In the listing below, pick out lines with "step".
**** Entries
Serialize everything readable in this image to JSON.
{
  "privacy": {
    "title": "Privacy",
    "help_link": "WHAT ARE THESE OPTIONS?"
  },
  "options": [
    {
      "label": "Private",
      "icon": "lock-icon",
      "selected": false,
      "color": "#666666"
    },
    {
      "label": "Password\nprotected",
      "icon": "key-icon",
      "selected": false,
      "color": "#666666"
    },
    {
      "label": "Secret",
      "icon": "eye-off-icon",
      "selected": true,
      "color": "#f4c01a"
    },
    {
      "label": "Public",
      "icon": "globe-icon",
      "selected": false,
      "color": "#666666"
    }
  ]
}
********
**** Entries
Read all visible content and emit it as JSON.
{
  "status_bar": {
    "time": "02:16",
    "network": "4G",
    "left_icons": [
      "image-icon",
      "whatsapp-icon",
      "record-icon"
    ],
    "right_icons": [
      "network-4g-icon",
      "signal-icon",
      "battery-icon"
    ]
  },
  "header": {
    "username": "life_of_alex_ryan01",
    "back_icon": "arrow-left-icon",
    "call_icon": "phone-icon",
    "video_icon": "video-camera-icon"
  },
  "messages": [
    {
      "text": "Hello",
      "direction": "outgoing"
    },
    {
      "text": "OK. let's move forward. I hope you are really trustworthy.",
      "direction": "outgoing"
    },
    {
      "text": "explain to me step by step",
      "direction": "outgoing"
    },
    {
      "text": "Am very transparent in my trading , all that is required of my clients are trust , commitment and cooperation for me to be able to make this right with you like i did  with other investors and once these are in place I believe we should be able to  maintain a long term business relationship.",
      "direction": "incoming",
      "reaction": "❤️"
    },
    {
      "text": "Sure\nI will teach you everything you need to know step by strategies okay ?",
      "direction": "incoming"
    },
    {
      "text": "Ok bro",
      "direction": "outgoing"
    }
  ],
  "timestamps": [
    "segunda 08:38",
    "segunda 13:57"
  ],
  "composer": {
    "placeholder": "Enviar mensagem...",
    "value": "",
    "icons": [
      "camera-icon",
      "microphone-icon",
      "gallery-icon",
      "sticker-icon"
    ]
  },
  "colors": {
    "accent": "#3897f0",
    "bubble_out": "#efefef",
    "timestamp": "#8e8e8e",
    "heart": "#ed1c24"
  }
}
********
**** Entries
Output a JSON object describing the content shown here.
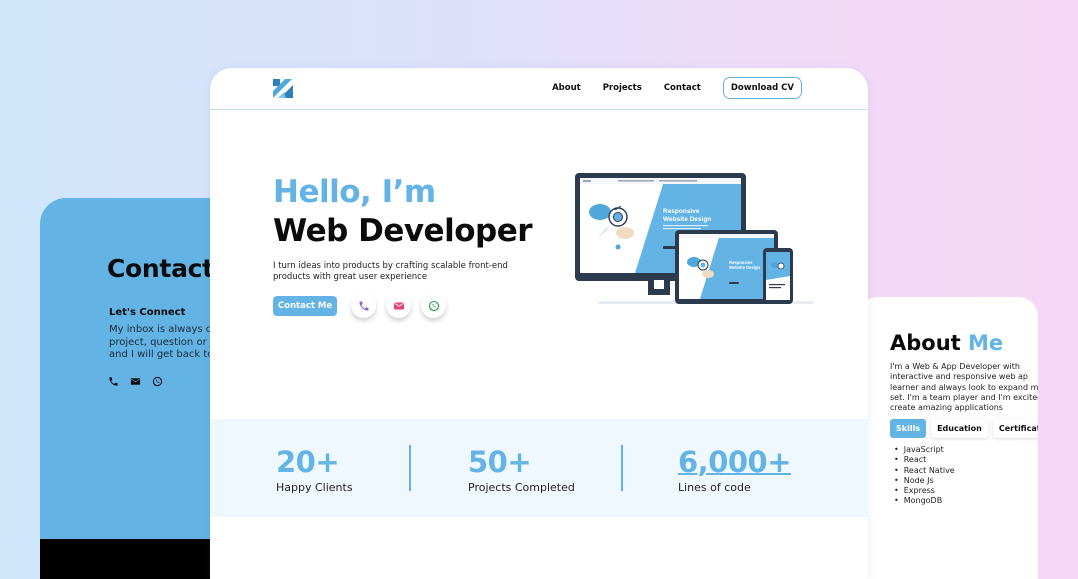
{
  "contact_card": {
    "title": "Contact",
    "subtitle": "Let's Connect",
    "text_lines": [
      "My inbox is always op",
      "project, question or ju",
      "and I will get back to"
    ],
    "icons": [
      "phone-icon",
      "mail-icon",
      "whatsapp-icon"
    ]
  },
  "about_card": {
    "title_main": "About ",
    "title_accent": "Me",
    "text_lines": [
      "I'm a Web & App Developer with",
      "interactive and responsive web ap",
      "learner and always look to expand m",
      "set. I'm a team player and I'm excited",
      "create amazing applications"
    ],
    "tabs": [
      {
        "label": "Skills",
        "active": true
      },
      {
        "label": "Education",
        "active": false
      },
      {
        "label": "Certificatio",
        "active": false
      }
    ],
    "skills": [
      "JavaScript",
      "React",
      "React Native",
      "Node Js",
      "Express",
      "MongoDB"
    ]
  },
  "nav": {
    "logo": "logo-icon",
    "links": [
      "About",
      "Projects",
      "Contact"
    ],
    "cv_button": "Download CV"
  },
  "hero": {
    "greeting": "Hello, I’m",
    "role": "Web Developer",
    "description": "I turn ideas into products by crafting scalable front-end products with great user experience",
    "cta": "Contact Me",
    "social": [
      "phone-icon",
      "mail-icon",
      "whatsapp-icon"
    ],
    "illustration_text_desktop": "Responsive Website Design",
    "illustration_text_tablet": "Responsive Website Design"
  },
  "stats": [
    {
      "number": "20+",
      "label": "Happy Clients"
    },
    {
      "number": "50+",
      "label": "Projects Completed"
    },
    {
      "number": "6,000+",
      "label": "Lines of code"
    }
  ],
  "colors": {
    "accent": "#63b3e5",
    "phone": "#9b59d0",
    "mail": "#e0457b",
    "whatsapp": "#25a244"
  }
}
********
Task answer |
      "text": "explain to me step by step",
      "text": "Sure\nI will teach you everything you need to know step by strategies okay ?",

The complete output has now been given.